WHAT TO DO:
Return the records in full, exactly as given.

Start

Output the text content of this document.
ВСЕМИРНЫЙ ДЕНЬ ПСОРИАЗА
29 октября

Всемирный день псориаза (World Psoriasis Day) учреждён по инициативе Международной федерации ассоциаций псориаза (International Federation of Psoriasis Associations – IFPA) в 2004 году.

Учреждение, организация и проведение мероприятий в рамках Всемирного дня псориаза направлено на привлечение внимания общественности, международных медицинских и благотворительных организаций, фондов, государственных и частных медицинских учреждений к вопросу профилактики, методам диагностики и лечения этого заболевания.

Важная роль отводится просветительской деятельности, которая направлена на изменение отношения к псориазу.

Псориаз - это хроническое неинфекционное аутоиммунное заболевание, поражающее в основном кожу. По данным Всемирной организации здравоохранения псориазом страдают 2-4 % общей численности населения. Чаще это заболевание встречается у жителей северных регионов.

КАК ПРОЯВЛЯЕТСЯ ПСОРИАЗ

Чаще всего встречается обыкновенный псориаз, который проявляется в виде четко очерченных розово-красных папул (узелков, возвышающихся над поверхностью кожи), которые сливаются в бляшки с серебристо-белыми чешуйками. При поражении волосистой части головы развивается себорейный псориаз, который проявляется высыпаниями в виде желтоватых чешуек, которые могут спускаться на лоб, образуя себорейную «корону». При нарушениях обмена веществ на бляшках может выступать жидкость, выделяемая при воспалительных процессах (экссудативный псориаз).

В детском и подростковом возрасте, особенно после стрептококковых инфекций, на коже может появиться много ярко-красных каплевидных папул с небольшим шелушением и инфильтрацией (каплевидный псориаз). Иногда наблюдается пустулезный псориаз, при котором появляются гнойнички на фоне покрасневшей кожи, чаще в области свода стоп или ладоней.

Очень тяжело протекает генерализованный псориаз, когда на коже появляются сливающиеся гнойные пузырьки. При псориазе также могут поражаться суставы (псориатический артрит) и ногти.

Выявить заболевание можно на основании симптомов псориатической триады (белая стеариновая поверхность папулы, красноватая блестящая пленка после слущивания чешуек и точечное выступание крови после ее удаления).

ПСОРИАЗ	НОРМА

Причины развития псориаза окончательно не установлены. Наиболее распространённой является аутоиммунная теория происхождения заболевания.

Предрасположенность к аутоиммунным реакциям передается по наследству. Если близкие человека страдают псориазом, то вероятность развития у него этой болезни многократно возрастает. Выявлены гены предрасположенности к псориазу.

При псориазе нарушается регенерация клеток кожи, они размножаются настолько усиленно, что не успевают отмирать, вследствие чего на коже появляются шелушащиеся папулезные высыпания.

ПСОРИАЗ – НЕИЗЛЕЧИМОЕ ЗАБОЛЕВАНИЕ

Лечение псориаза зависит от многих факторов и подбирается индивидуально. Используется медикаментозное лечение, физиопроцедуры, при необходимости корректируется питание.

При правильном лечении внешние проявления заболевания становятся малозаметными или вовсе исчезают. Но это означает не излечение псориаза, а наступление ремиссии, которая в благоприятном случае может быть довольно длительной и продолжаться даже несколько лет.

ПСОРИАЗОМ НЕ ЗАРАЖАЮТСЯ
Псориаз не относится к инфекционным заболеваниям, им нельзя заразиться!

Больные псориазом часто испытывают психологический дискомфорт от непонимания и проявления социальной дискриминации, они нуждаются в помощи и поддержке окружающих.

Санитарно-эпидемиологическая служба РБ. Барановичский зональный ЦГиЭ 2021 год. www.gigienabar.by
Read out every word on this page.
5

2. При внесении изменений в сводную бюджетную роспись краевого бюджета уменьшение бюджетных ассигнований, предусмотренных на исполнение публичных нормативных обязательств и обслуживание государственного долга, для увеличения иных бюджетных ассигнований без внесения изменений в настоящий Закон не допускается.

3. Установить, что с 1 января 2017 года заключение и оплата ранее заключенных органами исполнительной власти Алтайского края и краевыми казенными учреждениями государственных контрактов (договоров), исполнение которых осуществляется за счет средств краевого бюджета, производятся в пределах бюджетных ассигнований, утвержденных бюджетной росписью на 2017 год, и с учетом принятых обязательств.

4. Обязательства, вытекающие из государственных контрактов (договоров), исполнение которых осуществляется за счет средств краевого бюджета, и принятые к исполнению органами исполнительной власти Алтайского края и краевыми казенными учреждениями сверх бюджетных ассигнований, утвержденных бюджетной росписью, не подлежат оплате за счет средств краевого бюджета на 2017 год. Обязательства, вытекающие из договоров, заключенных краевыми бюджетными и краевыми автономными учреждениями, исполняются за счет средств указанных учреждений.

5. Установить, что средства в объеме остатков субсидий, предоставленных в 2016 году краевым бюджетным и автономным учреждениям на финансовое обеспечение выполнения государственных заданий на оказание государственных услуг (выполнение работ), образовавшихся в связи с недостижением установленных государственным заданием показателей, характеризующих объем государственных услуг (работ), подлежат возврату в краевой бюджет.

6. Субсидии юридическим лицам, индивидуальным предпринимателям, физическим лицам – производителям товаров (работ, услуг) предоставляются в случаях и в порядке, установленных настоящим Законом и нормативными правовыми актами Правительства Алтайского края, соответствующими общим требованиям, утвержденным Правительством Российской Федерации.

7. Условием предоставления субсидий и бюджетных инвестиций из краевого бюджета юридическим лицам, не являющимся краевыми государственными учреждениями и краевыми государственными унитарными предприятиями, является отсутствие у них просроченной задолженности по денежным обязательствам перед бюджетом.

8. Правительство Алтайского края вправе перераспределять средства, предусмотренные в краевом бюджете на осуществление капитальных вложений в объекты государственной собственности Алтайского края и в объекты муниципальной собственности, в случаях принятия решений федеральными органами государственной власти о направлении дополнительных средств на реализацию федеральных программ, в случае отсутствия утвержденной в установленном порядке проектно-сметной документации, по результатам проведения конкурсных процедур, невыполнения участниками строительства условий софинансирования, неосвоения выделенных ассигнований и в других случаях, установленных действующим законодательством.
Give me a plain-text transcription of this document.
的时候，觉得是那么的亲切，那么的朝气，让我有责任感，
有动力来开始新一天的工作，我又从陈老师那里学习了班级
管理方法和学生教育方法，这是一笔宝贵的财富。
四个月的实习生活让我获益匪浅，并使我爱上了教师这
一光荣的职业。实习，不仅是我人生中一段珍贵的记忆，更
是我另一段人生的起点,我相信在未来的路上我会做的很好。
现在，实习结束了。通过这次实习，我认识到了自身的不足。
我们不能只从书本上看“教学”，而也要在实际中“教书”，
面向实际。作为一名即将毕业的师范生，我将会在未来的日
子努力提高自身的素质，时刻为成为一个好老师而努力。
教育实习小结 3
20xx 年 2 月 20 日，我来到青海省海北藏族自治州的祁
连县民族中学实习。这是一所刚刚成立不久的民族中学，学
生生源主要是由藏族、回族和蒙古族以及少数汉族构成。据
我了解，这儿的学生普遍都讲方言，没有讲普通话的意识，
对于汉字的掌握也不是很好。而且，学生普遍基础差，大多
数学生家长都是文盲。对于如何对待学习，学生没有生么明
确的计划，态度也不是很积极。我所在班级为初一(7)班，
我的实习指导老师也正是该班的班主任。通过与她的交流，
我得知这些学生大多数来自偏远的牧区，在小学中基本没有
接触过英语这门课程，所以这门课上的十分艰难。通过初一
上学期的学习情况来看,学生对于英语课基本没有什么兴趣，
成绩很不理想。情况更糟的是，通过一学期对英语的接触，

End

OUTPUT FOR THIS EXERCISE:
Output the text content of this document.
ВСЕМИРНЫЙ ДЕНЬ ПСОРИАЗА
29 октября

Всемирный день псориаза (World Psoriasis Day) учреждён по инициативе Международной федерации ассоциаций псориаза (International Federation of Psoriasis Associations – IFPA) в 2004 году.

Учреждение, организация и проведение мероприятий в рамках Всемирного дня псориаза направлено на привлечение внимания общественности, международных медицинских и благотворительных организаций, фондов, государственных и частных медицинских учреждений к вопросу профилактики, методам диагностики и лечения этого заболевания.

Важная роль отводится просветительской деятельности, которая направлена на изменение отношения к псориазу.

Псориаз - это хроническое неинфекционное аутоиммунное заболевание, поражающее в основном кожу. По данным Всемирной организации здравоохранения псориазом страдают 2-4 % общей численности населения. Чаще это заболевание встречается у жителей северных регионов.

КАК ПРОЯВЛЯЕТСЯ ПСОРИАЗ

Чаще всего встречается обыкновенный псориаз, который проявляется в виде четко очерченных розово-красных папул (узелков, возвышающихся над поверхностью кожи), которые сливаются в бляшки с серебристо-белыми чешуйками. При поражении волосистой части головы развивается себорейный псориаз, который проявляется высыпаниями в виде желтоватых чешуек, которые могут спускаться на лоб, образуя себорейную «корону». При нарушениях обмена веществ на бляшках может выступать жидкость, выделяемая при воспалительных процессах (экссудативный псориаз).

В детском и подростковом возрасте, особенно после стрептококковых инфекций, на коже может появиться много ярко-красных каплевидных папул с небольшим шелушением и инфильтрацией (каплевидный псориаз). Иногда наблюдается пустулезный псориаз, при котором появляются гнойнички на фоне покрасневшей кожи, чаще в области свода стоп или ладоней.

Очень тяжело протекает генерализованный псориаз, когда на коже появляются сливающиеся гнойные пузырьки. При псориазе также могут поражаться суставы (псориатический артрит) и ногти.

Выявить заболевание можно на основании симптомов псориатической триады (белая стеариновая поверхность папулы, красноватая блестящая пленка после слущивания чешуек и точечное выступание крови после ее удаления).

ПСОРИАЗ	НОРМА

Причины развития псориаза окончательно не установлены. Наиболее распространённой является аутоиммунная теория происхождения заболевания.

Предрасположенность к аутоиммунным реакциям передается по наследству. Если близкие человека страдают псориазом, то вероятность развития у него этой болезни многократно возрастает. Выявлены гены предрасположенности к псориазу.

При псориазе нарушается регенерация клеток кожи, они размножаются настолько усиленно, что не успевают отмирать, вследствие чего на коже появляются шелушащиеся папулезные высыпания.

ПСОРИАЗ – НЕИЗЛЕЧИМОЕ ЗАБОЛЕВАНИЕ

Лечение псориаза зависит от многих факторов и подбирается индивидуально. Используется медикаментозное лечение, физиопроцедуры, при необходимости корректируется питание.

При правильном лечении внешние проявления заболевания становятся малозаметными или вовсе исчезают. Но это означает не излечение псориаза, а наступление ремиссии, которая в благоприятном случае может быть довольно длительной и продолжаться даже несколько лет.

ПСОРИАЗОМ НЕ ЗАРАЖАЮТСЯ
Псориаз не относится к инфекционным заболеваниям, им нельзя заразиться!

Больные псориазом часто испытывают психологический дискомфорт от непонимания и проявления социальной дискриминации, они нуждаются в помощи и поддержке окружающих.

Санитарно-эпидемиологическая служба РБ. Барановичский зональный ЦГиЭ 2021 год. www.gigienabar.by
Read out every word on this page.
5

2. При внесении изменений в сводную бюджетную роспись краевого бюджета уменьшение бюджетных ассигнований, предусмотренных на исполнение публичных нормативных обязательств и обслуживание государственного долга, для увеличения иных бюджетных ассигнований без внесения изменений в настоящий Закон не допускается.

3. Установить, что с 1 января 2017 года заключение и оплата ранее заключенных органами исполнительной власти Алтайского края и краевыми казенными учреждениями государственных контрактов (договоров), исполнение которых осуществляется за счет средств краевого бюджета, производятся в пределах бюджетных ассигнований, утвержденных бюджетной росписью на 2017 год, и с учетом принятых обязательств.

4. Обязательства, вытекающие из государственных контрактов (договоров), исполнение которых осуществляется за счет средств краевого бюджета, и принятые к исполнению органами исполнительной власти Алтайского края и краевыми казенными учреждениями сверх бюджетных ассигнований, утвержденных бюджетной росписью, не подлежат оплате за счет средств краевого бюджета на 2017 год. Обязательства, вытекающие из договоров, заключенных краевыми бюджетными и краевыми автономными учреждениями, исполняются за счет средств указанных учреждений.

5. Установить, что средства в объеме остатков субсидий, предоставленных в 2016 году краевым бюджетным и автономным учреждениям на финансовое обеспечение выполнения государственных заданий на оказание государственных услуг (выполнение работ), образовавшихся в связи с недостижением установленных государственным заданием показателей, характеризующих объем государственных услуг (работ), подлежат возврату в краевой бюджет.

6. Субсидии юридическим лицам, индивидуальным предпринимателям, физическим лицам – производителям товаров (работ, услуг) предоставляются в случаях и в порядке, установленных настоящим Законом и нормативными правовыми актами Правительства Алтайского края, соответствующими общим требованиям, утвержденным Правительством Российской Федерации.

7. Условием предоставления субсидий и бюджетных инвестиций из краевого бюджета юридическим лицам, не являющимся краевыми государственными учреждениями и краевыми государственными унитарными предприятиями, является отсутствие у них просроченной задолженности по денежным обязательствам перед бюджетом.

8. Правительство Алтайского края вправе перераспределять средства, предусмотренные в краевом бюджете на осуществление капитальных вложений в объекты государственной собственности Алтайского края и в объекты муниципальной собственности, в случаях принятия решений федеральными органами государственной власти о направлении дополнительных средств на реализацию федеральных программ, в случае отсутствия утвержденной в установленном порядке проектно-сметной документации, по результатам проведения конкурсных процедур, невыполнения участниками строительства условий софинансирования, неосвоения выделенных ассигнований и в других случаях, установленных действующим законодательством.
Give me a plain-text transcription of this document.
的时候，觉得是那么的亲切，那么的朝气，让我有责任感，
有动力来开始新一天的工作，我又从陈老师那里学习了班级
管理方法和学生教育方法，这是一笔宝贵的财富。
四个月的实习生活让我获益匪浅，并使我爱上了教师这
一光荣的职业。实习，不仅是我人生中一段珍贵的记忆，更
是我另一段人生的起点,我相信在未来的路上我会做的很好。
现在，实习结束了。通过这次实习，我认识到了自身的不足。
我们不能只从书本上看“教学”，而也要在实际中“教书”，
面向实际。作为一名即将毕业的师范生，我将会在未来的日
子努力提高自身的素质，时刻为成为一个好老师而努力。
教育实习小结 3
20xx 年 2 月 20 日，我来到青海省海北藏族自治州的祁
连县民族中学实习。这是一所刚刚成立不久的民族中学，学
生生源主要是由藏族、回族和蒙古族以及少数汉族构成。据
我了解，这儿的学生普遍都讲方言，没有讲普通话的意识，
对于汉字的掌握也不是很好。而且，学生普遍基础差，大多
数学生家长都是文盲。对于如何对待学习，学生没有生么明
确的计划，态度也不是很积极。我所在班级为初一(7)班，
我的实习指导老师也正是该班的班主任。通过与她的交流，
我得知这些学生大多数来自偏远的牧区，在小学中基本没有
接触过英语这门课程，所以这门课上的十分艰难。通过初一
上学期的学习情况来看,学生对于英语课基本没有什么兴趣，
成绩很不理想。情况更糟的是，通过一学期对英语的接触，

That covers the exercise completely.